>> BEGIN RECORDS SHOWN
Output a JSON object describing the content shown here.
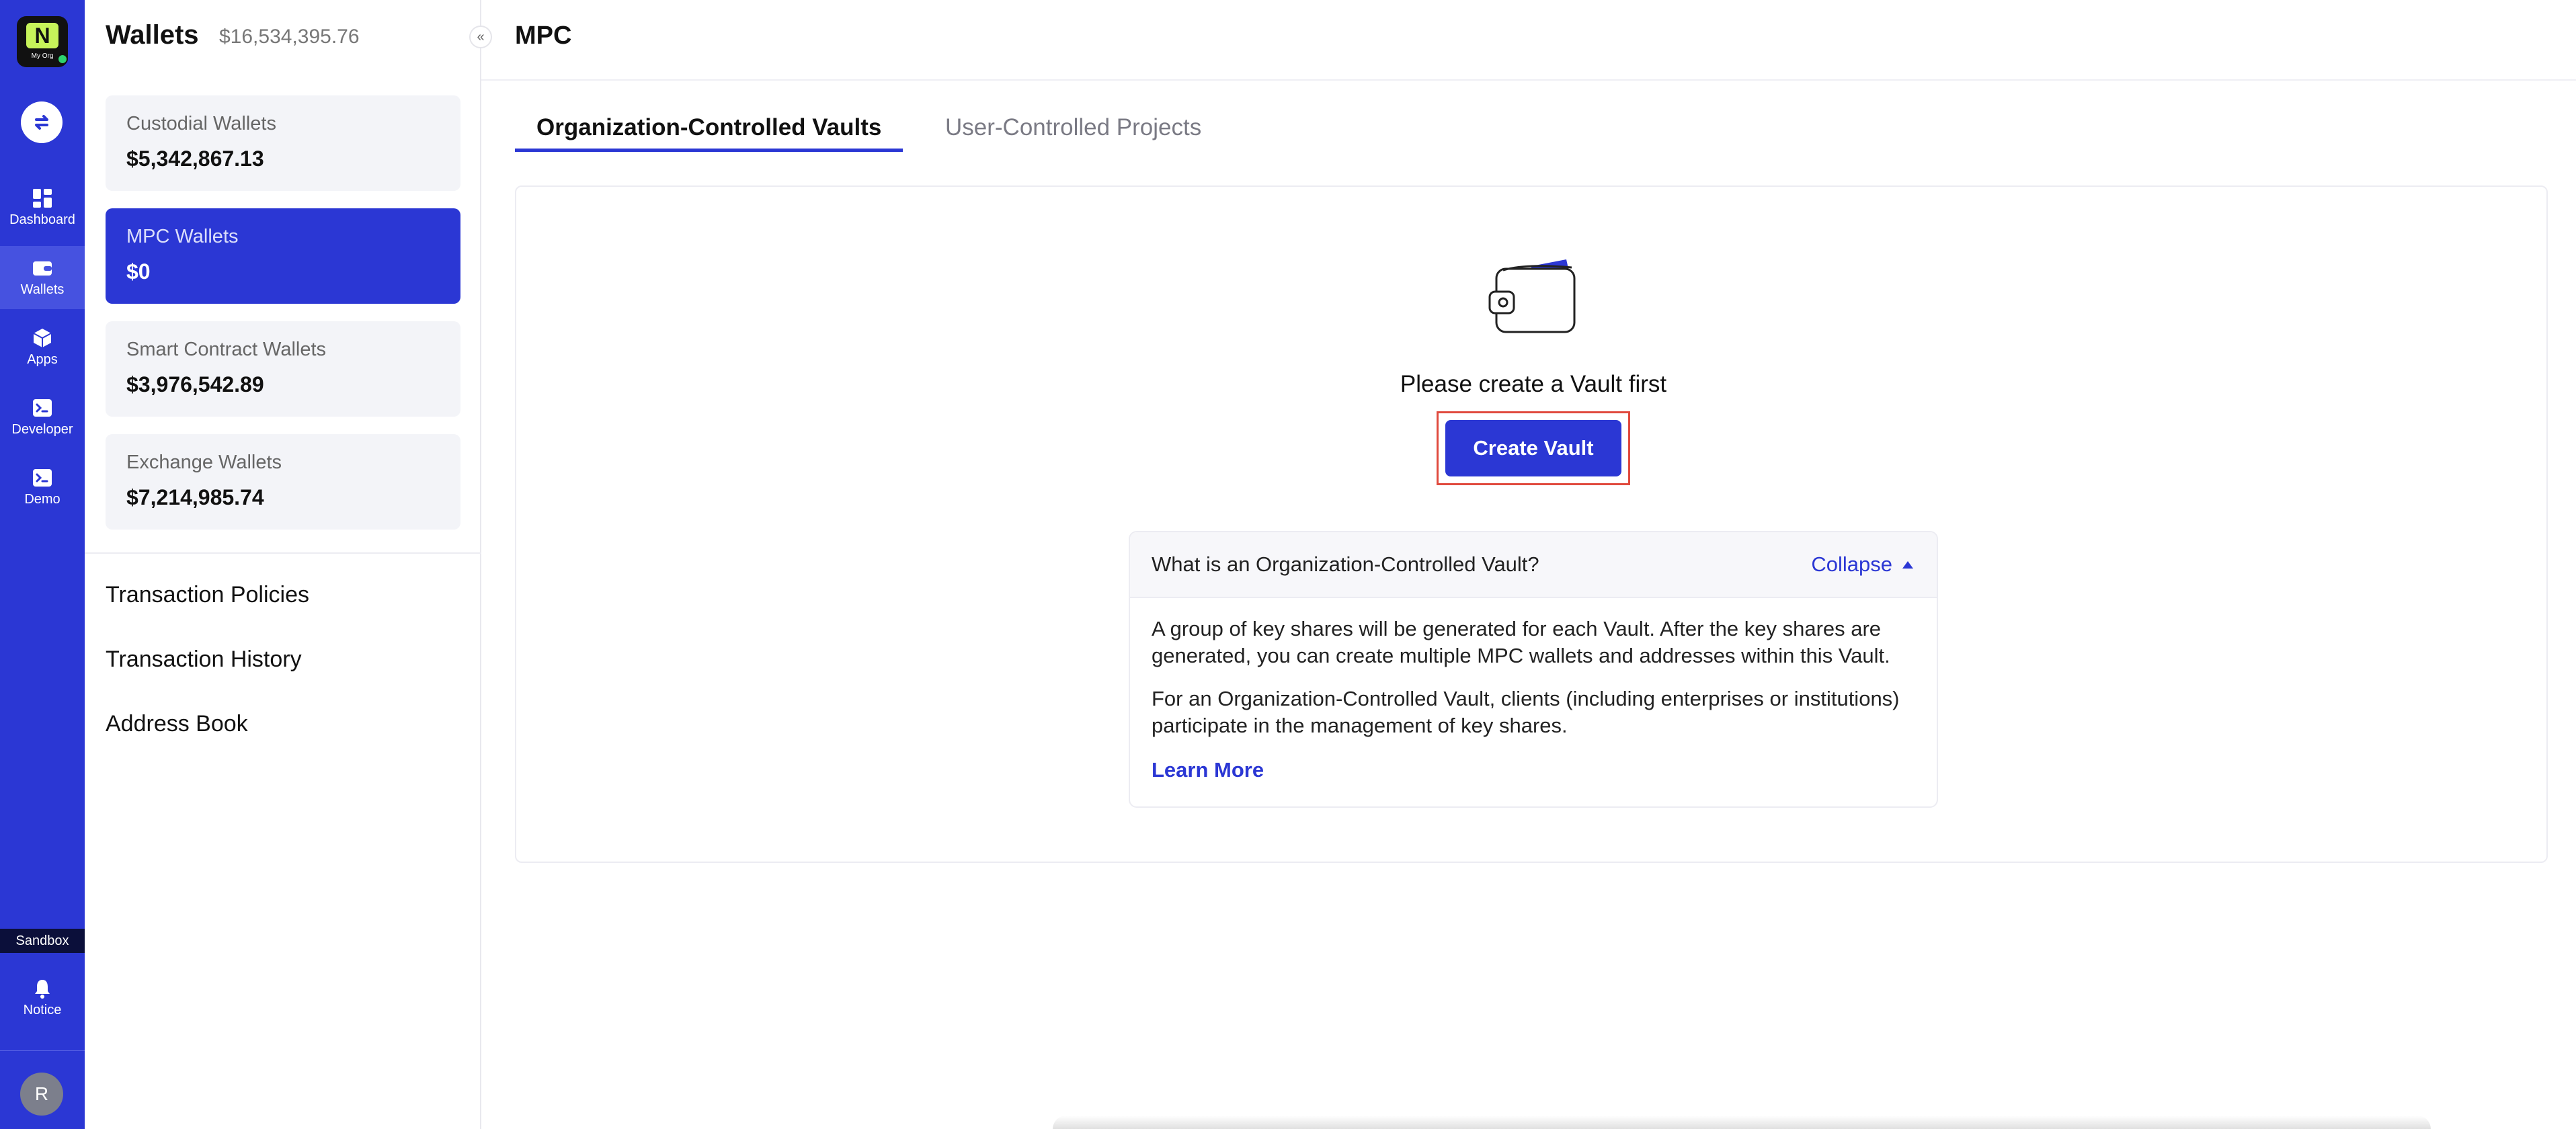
{
  "rail": {
    "logo_text": "My Org",
    "items": [
      {
        "label": "Dashboard",
        "icon": "dashboard-icon"
      },
      {
        "label": "Wallets",
        "icon": "wallet-icon"
      },
      {
        "label": "Apps",
        "icon": "apps-cube-icon"
      },
      {
        "label": "Developer",
        "icon": "terminal-icon"
      },
      {
        "label": "Demo",
        "icon": "terminal-icon"
      }
    ],
    "sandbox_label": "Sandbox",
    "notice_label": "Notice",
    "avatar_initial": "R",
    "active_index": 1
  },
  "sidebar": {
    "title": "Wallets",
    "total": "$16,534,395.76",
    "cards": [
      {
        "name": "Custodial Wallets",
        "value": "$5,342,867.13"
      },
      {
        "name": "MPC Wallets",
        "value": "$0"
      },
      {
        "name": "Smart Contract Wallets",
        "value": "$3,976,542.89"
      },
      {
        "name": "Exchange Wallets",
        "value": "$7,214,985.74"
      }
    ],
    "active_card_index": 1,
    "links": [
      "Transaction Policies",
      "Transaction History",
      "Address Book"
    ],
    "collapse_glyph": "«"
  },
  "main": {
    "page_title": "MPC",
    "tabs": [
      {
        "label": "Organization-Controlled Vaults",
        "active": true
      },
      {
        "label": "User-Controlled Projects",
        "active": false
      }
    ],
    "empty_message": "Please create a Vault first",
    "create_button": "Create Vault",
    "faq": {
      "question": "What is an Organization-Controlled Vault?",
      "toggle_label": "Collapse",
      "paragraph1": "A group of key shares will be generated for each Vault. After the key shares are generated, you can create multiple MPC wallets and addresses within this Vault.",
      "paragraph2": "For an Organization-Controlled Vault, clients (including enterprises or institutions) participate in the management of key shares.",
      "learn_more": "Learn More"
    }
  },
  "colors": {
    "brand": "#2b37d4",
    "highlight_border": "#e04a3e",
    "logo_accent": "#c7f35a",
    "status_online": "#2dd36f"
  }
}
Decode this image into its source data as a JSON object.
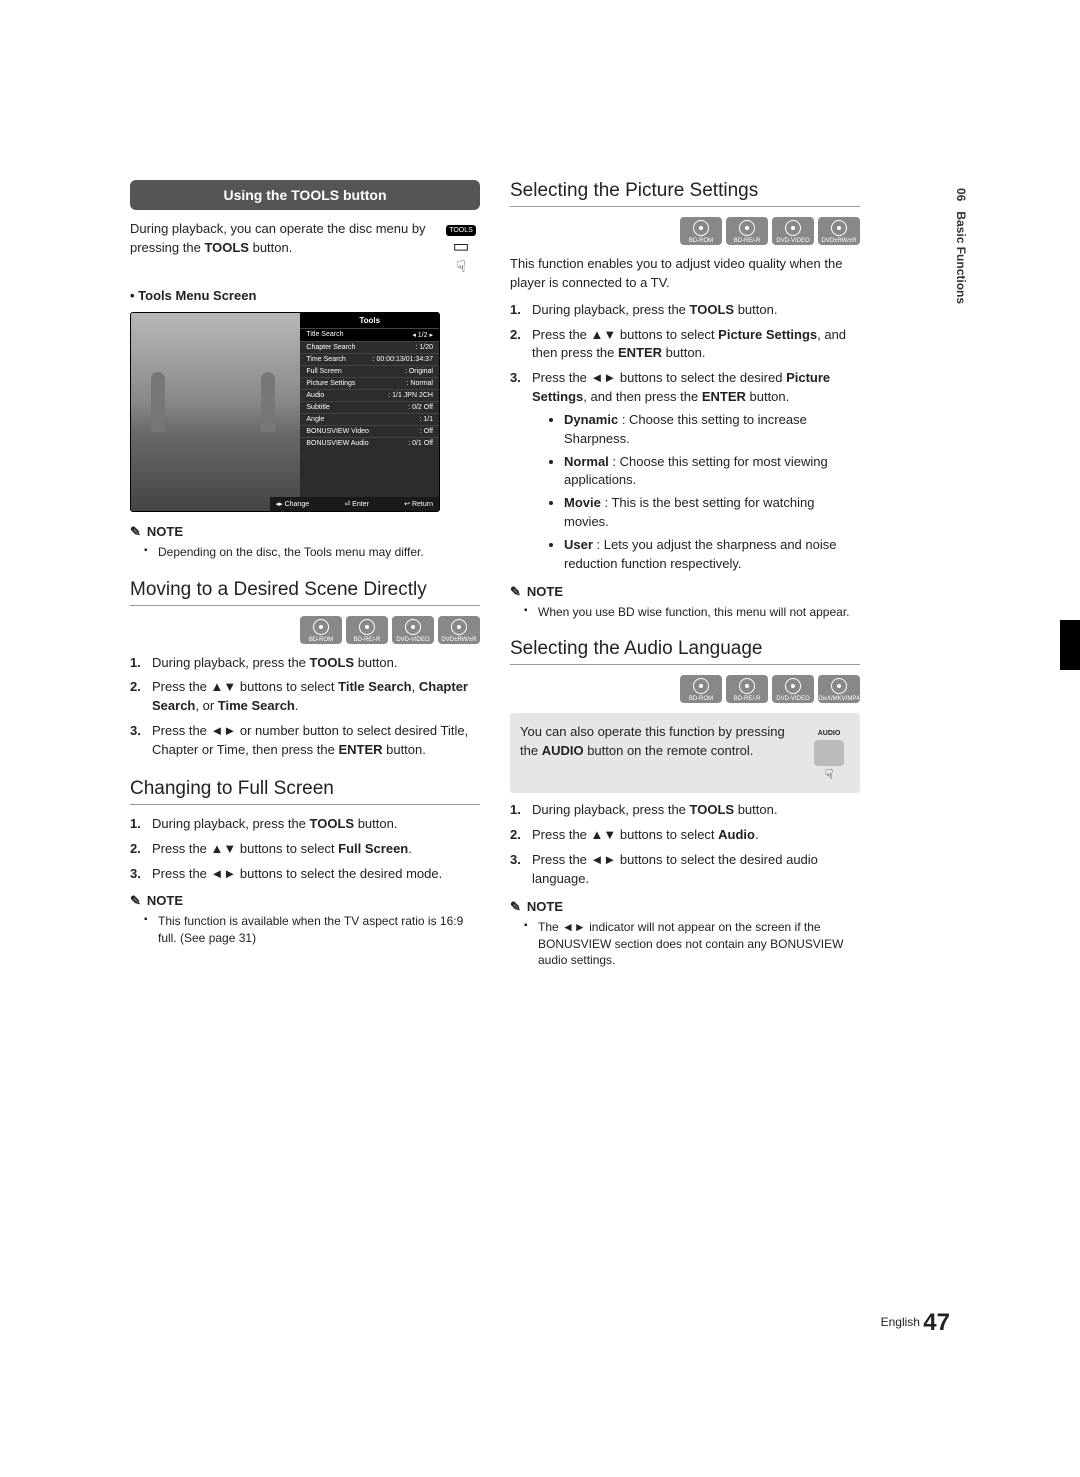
{
  "sidebar": {
    "chapter": "06",
    "chapter_title": "Basic Functions"
  },
  "left": {
    "sec1_header": "Using the TOOLS button",
    "sec1_para_a": "During playback, you can operate the disc menu by pressing the ",
    "sec1_para_b": "TOOLS",
    "sec1_para_c": " button.",
    "tools_btn_label": "TOOLS",
    "bullet1": "Tools Menu Screen",
    "tools_panel": {
      "title": "Tools",
      "rows": [
        {
          "label": "Title Search",
          "value": "1/2",
          "arrows": true
        },
        {
          "label": "Chapter Search",
          "value": "1/20"
        },
        {
          "label": "Time Search",
          "value": "00:00:13/01:34:37"
        },
        {
          "label": "Full Screen",
          "value": "Original"
        },
        {
          "label": "Picture Settings",
          "value": "Normal"
        },
        {
          "label": "Audio",
          "value": "1/1 JPN 2CH"
        },
        {
          "label": "Subtitle",
          "value": "0/2 Off"
        },
        {
          "label": "Angle",
          "value": "1/1"
        },
        {
          "label": "BONUSVIEW Video",
          "value": "Off"
        },
        {
          "label": "BONUSVIEW Audio",
          "value": "0/1 Off"
        }
      ],
      "footer": {
        "change": "◂▸ Change",
        "enter": "⏎ Enter",
        "return": "↩ Return"
      }
    },
    "note_label": "NOTE",
    "sec1_note1": "Depending on the disc, the Tools menu may differ.",
    "sec2_heading": "Moving to a Desired Scene Directly",
    "sec2_badges": [
      "BD-ROM",
      "BD-RE/-R",
      "DVD-VIDEO",
      "DVD±RW/±R"
    ],
    "sec2_step1_a": "During playback, press the ",
    "sec2_step1_b": "TOOLS",
    "sec2_step1_c": " button.",
    "sec2_step2_a": "Press the ▲▼ buttons to select ",
    "sec2_step2_b": "Title Search",
    "sec2_step2_c": ", ",
    "sec2_step2_d": "Chapter Search",
    "sec2_step2_e": ", or ",
    "sec2_step2_f": "Time Search",
    "sec2_step2_g": ".",
    "sec2_step3_a": "Press the ◄► or number button to select desired Title, Chapter or Time, then press the ",
    "sec2_step3_b": "ENTER",
    "sec2_step3_c": " button.",
    "sec3_heading": "Changing to Full Screen",
    "sec3_step1_a": "During playback, press the ",
    "sec3_step1_b": "TOOLS",
    "sec3_step1_c": " button.",
    "sec3_step2_a": "Press the ▲▼ buttons to select ",
    "sec3_step2_b": "Full Screen",
    "sec3_step2_c": ".",
    "sec3_step3": "Press the ◄► buttons to select the desired mode.",
    "sec3_note1": "This function is available when the TV aspect ratio is 16:9 full. (See page 31)"
  },
  "right": {
    "sec4_heading": "Selecting the Picture Settings",
    "sec4_badges": [
      "BD-ROM",
      "BD-RE/-R",
      "DVD-VIDEO",
      "DVD±RW/±R"
    ],
    "sec4_para": "This function enables you to adjust video quality when the player is connected to a TV.",
    "sec4_step1_a": "During playback, press the ",
    "sec4_step1_b": "TOOLS",
    "sec4_step1_c": " button.",
    "sec4_step2_a": "Press the ▲▼ buttons to select ",
    "sec4_step2_b": "Picture Settings",
    "sec4_step2_c": ", and then press the ",
    "sec4_step2_d": "ENTER",
    "sec4_step2_e": " button.",
    "sec4_step3_a": "Press the ◄► buttons to select the desired ",
    "sec4_step3_b": "Picture Settings",
    "sec4_step3_c": ", and then press the ",
    "sec4_step3_d": "ENTER",
    "sec4_step3_e": " button.",
    "sec4_opt1_a": "Dynamic",
    "sec4_opt1_b": " : Choose this setting to increase Sharpness.",
    "sec4_opt2_a": "Normal",
    "sec4_opt2_b": " : Choose this setting for most viewing applications.",
    "sec4_opt3_a": "Movie",
    "sec4_opt3_b": " : This is the best setting for watching movies.",
    "sec4_opt4_a": "User",
    "sec4_opt4_b": " : Lets you adjust the sharpness and noise reduction function respectively.",
    "sec4_note1": "When you use BD wise function, this menu will not appear.",
    "sec5_heading": "Selecting the Audio Language",
    "sec5_badges": [
      "BD-ROM",
      "BD-RE/-R",
      "DVD-VIDEO",
      "DivX/MKV/MP4"
    ],
    "sec5_box_a": "You can also operate this function by pressing the ",
    "sec5_box_b": "AUDIO",
    "sec5_box_c": " button on the remote control.",
    "audio_btn_label": "AUDIO",
    "sec5_step1_a": "During playback, press the ",
    "sec5_step1_b": "TOOLS",
    "sec5_step1_c": " button.",
    "sec5_step2_a": "Press the ▲▼ buttons to select ",
    "sec5_step2_b": "Audio",
    "sec5_step2_c": ".",
    "sec5_step3": "Press the ◄► buttons to select the desired audio language.",
    "sec5_note1": "The ◄► indicator will not appear on the screen if the BONUSVIEW section does not contain any BONUSVIEW audio settings."
  },
  "footer": {
    "lang": "English",
    "page": "47"
  }
}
>> END RECORDS SHOWN
Search the entries for the string "User" and collect each line that has it.

        "label": "User-Controlled Projects",
    "sec4_opt4_a": "User",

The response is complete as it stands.